----- 文書抜粋 -----

告発の行方
例の「保育園落ちた日本死ね!」「#保育園落ちたの私だ」に対する反発や、同性婚への偏見を見てもわかるように、現代の保守層が重視する価値観のひとつが「家父長制度」であります。
戦後になって制度的には否定された家父長制ですが、近年、安倍自民党が推し進める改憲論議も、この価値観が根底にあることが草案などを見るとよくわかります。
で、日本の司法が、家族主義から個人主義を重視するようになった、象徴的な事件についての記事を紹介します。
「父殺しの女性」を救った日本初の法令違憲判決:日経ビジネスオンライン
1968年に栃木県で発生した、29歳の女性が同居していた父親を殺害した事件。逮捕された女性は、14歳のころから15年間にわたって実父に性行為を強要され、5人の子どもを出産し6度の妊娠中絶をさせられるという壮絶な人生を送っていました。長年にわたり続いた暴力がエスカレートした末の行動であり、情状酌量の余地は大きくありましたが、当時の刑法には尊属殺の規定があり、親を殺したものは死刑か無期懲役とされていました。そのため最大限に減刑したとしても実刑はまぬがれません。そこで、弁護人は尊属殺の規定が憲法に明記された法の下の平等に反する、と主張し、結果として、最高裁判所大法廷が違憲立法審査権を発動し、既存の法律を違憲と判断した最初の判例となりました。現代の法学において、重要な事件として名高い裁判です。

-----

課題 A =
エントリーの先頭行から「The wearable device 120 is at (295, 148).」を含む行までを、両端の行も含めてそのまま引用すること。

----- 課題用エントリー -----

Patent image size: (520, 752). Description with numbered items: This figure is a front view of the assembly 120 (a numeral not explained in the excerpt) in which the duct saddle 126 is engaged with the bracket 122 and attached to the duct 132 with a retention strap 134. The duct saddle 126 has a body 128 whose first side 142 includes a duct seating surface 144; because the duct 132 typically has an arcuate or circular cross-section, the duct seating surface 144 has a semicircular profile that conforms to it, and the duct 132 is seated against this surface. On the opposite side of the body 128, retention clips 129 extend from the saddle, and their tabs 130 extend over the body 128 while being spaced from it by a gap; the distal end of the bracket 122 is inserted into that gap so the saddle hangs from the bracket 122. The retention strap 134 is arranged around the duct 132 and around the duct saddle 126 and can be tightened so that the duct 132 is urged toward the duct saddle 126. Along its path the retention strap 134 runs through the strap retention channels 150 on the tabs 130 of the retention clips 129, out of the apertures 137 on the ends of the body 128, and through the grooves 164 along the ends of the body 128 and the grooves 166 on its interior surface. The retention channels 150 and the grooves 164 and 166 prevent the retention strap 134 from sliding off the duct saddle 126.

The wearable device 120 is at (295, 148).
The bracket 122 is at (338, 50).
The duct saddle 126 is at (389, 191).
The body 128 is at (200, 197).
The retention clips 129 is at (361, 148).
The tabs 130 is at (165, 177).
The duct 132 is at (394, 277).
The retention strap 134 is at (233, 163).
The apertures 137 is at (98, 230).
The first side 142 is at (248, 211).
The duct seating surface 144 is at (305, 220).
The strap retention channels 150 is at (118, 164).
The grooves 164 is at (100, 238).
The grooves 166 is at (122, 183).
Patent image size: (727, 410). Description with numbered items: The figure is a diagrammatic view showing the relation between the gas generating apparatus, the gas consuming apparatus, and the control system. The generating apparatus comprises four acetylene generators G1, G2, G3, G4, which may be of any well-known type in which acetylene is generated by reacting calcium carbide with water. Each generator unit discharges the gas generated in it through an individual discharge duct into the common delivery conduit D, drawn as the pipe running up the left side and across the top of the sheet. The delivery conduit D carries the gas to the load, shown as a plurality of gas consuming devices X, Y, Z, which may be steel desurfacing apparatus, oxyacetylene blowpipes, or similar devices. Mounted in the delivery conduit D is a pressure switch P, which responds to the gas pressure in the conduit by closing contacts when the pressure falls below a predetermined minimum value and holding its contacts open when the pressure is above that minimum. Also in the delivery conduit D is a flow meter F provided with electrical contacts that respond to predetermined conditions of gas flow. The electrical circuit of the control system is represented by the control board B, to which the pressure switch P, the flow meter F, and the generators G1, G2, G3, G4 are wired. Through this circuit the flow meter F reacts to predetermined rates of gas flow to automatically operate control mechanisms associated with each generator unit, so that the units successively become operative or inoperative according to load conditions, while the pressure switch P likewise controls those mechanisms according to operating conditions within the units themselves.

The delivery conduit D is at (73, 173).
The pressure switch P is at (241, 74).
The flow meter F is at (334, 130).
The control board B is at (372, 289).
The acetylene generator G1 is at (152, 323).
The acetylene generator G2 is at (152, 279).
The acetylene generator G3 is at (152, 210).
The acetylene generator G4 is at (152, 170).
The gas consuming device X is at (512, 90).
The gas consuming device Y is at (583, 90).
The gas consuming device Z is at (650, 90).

-----

課題 B =
文書抜粋によると、紹介されている事件は何年にどの県で発生したか。

解答 A =
Patent image size: (520, 752). Description with numbered items: This figure is a front view of the assembly 120 (a numeral not explained in the excerpt) in which the duct saddle 126 is engaged with the bracket 122 and attached to the duct 132 with a retention strap 134. The duct saddle 126 has a body 128 whose first side 142 includes a duct seating surface 144; because the duct 132 typically has an arcuate or circular cross-section, the duct seating surface 144 has a semicircular profile that conforms to it, and the duct 132 is seated against this surface. On the opposite side of the body 128, retention clips 129 extend from the saddle, and their tabs 130 extend over the body 128 while being spaced from it by a gap; the distal end of the bracket 122 is inserted into that gap so the saddle hangs from the bracket 122. The retention strap 134 is arranged around the duct 132 and around the duct saddle 126 and can be tightened so that the duct 132 is urged toward the duct saddle 126. Along its path the retention strap 134 runs through the strap retention channels 150 on the tabs 130 of the retention clips 129, out of the apertures 137 on the ends of the body 128, and through the grooves 164 along the ends of the body 128 and the grooves 166 on its interior surface. The retention channels 150 and the grooves 164 and 166 prevent the retention strap 134 from sliding off the duct saddle 126.

The wearable device 120 is at (295, 148).

解答 B =
1968年に栃木県で発生した。